__Figure record extracts__:
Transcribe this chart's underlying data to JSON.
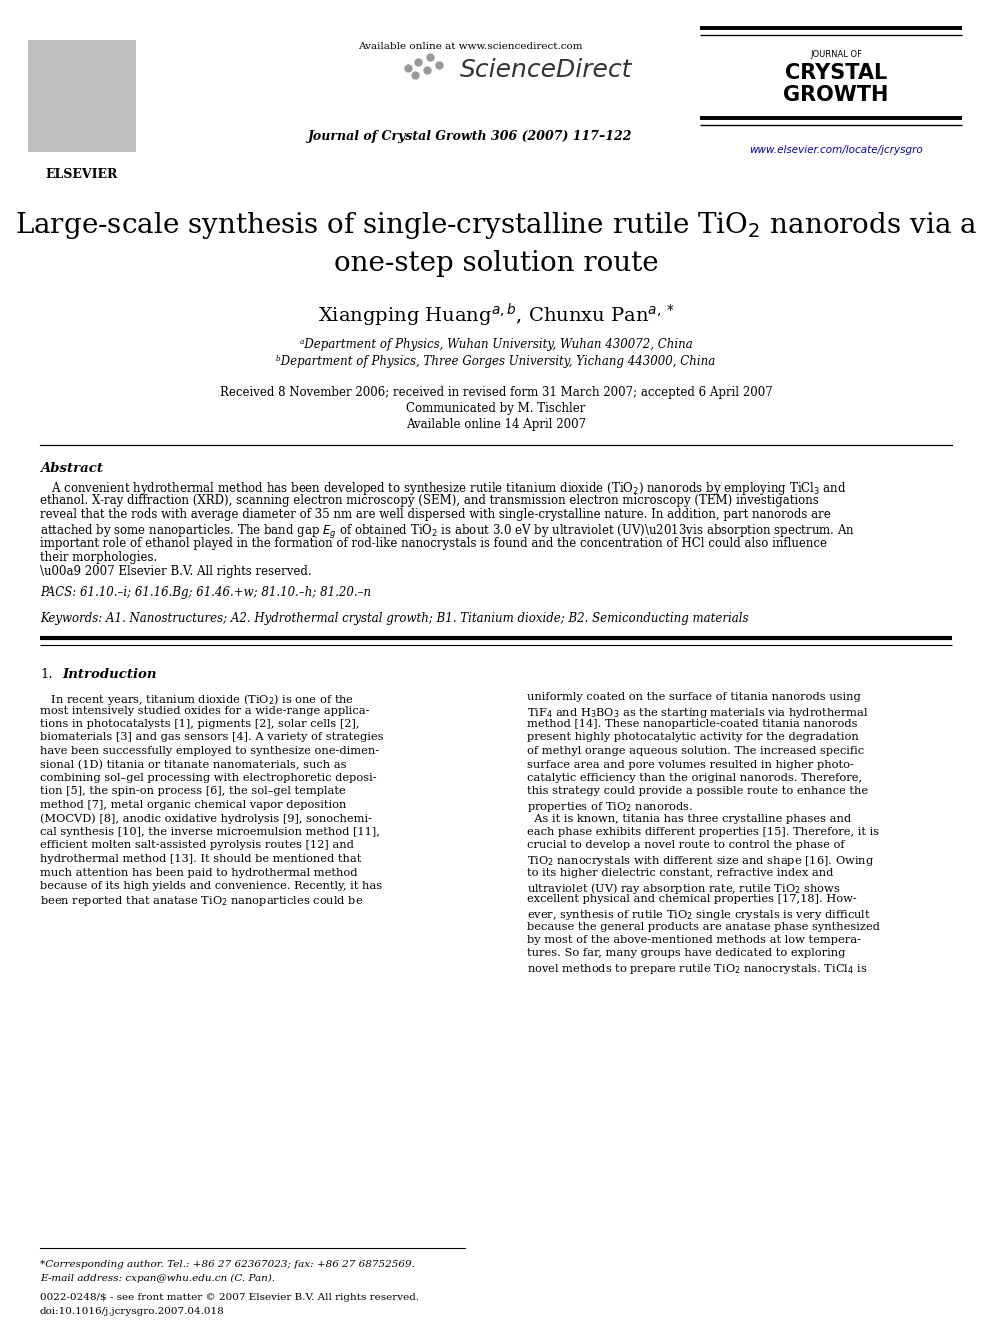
{
  "bg_color": "#ffffff",
  "header": {
    "available_online": "Available online at www.sciencedirect.com",
    "journal_info": "Journal of Crystal Growth 306 (2007) 117–122",
    "website": "www.elsevier.com/locate/jcrysgro"
  },
  "affil_a": "ᵃDepartment of Physics, Wuhan University, Wuhan 430072, China",
  "affil_b": "ᵇDepartment of Physics, Three Gorges University, Yichang 443000, China",
  "received": "Received 8 November 2006; received in revised form 31 March 2007; accepted 6 April 2007",
  "communicated": "Communicated by M. Tischler",
  "available": "Available online 14 April 2007",
  "pacs": "PACS: 61.10.–i; 61.16.Bg; 61.46.+w; 81.10.–h; 81.20.–n",
  "keywords": "Keywords: A1. Nanostructures; A2. Hydrothermal crystal growth; B1. Titanium dioxide; B2. Semiconducting materials"
}
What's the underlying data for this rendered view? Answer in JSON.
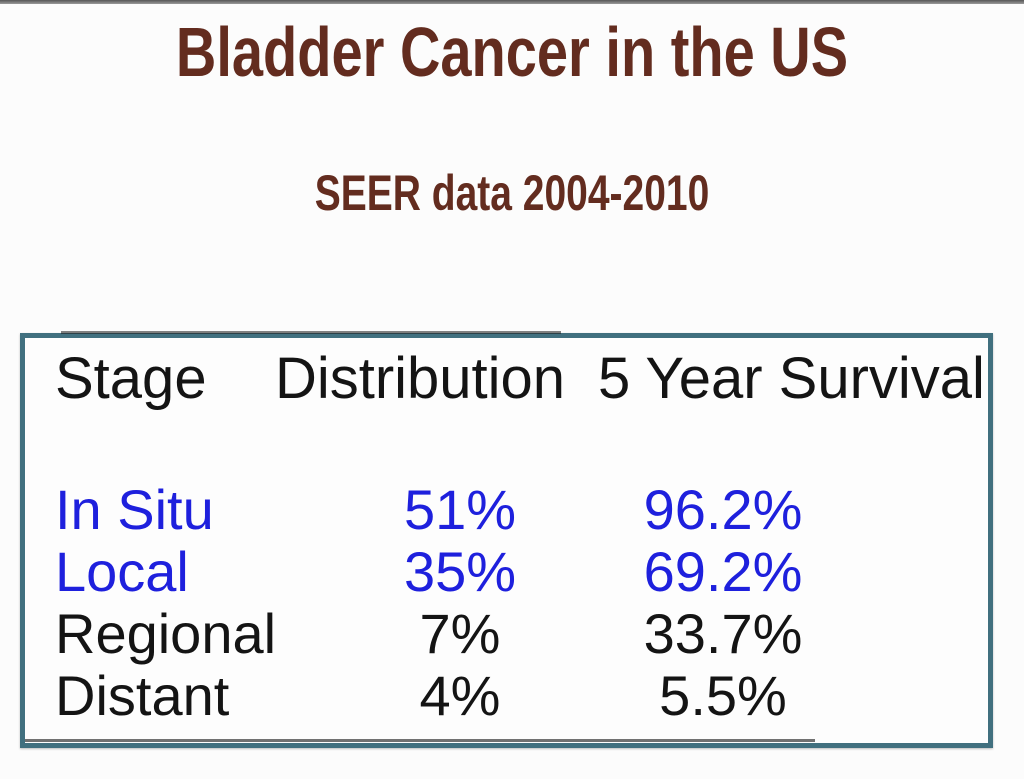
{
  "slide": {
    "title": "Bladder Cancer in the US",
    "subtitle": "SEER data 2004-2010"
  },
  "colors": {
    "title-brown": "#632c1f",
    "accent-blue": "#1e20dd",
    "text-dark": "#141414",
    "table-border": "#41707f",
    "top-bar": "#565656",
    "background": "#fcfcfc"
  },
  "table": {
    "columns": [
      "Stage",
      "Distribution",
      "5 Year Survival"
    ],
    "rows": [
      {
        "stage": "In Situ",
        "distribution": "51%",
        "survival": "96.2%",
        "emphasis": "blue"
      },
      {
        "stage": "Local",
        "distribution": "35%",
        "survival": "69.2%",
        "emphasis": "blue"
      },
      {
        "stage": "Regional",
        "distribution": "7%",
        "survival": "33.7%",
        "emphasis": "black"
      },
      {
        "stage": "Distant",
        "distribution": "4%",
        "survival": "5.5%",
        "emphasis": "black"
      }
    ]
  },
  "chart_data": {
    "type": "table",
    "title": "Bladder Cancer in the US",
    "subtitle": "SEER data 2004-2010",
    "columns": [
      "Stage",
      "Distribution",
      "5 Year Survival"
    ],
    "rows": [
      [
        "In Situ",
        "51%",
        "96.2%"
      ],
      [
        "Local",
        "35%",
        "69.2%"
      ],
      [
        "Regional",
        "7%",
        "33.7%"
      ],
      [
        "Distant",
        "4%",
        "5.5%"
      ]
    ],
    "notes": "In Situ and Local rows rendered in blue; Regional and Distant in black"
  }
}
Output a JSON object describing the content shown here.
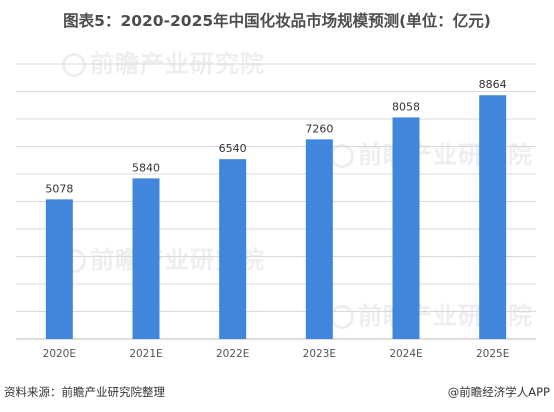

__Task requirements__:
Return a copy of every line that includes the word "China".

__Response__:
  "affil_a": "ᵃDepartment of Physics, Wuhan University, Wuhan 430072, China",
  "affil_b": "ᵇDepartment of Physics, Three Gorges University, Yichang 443000, China",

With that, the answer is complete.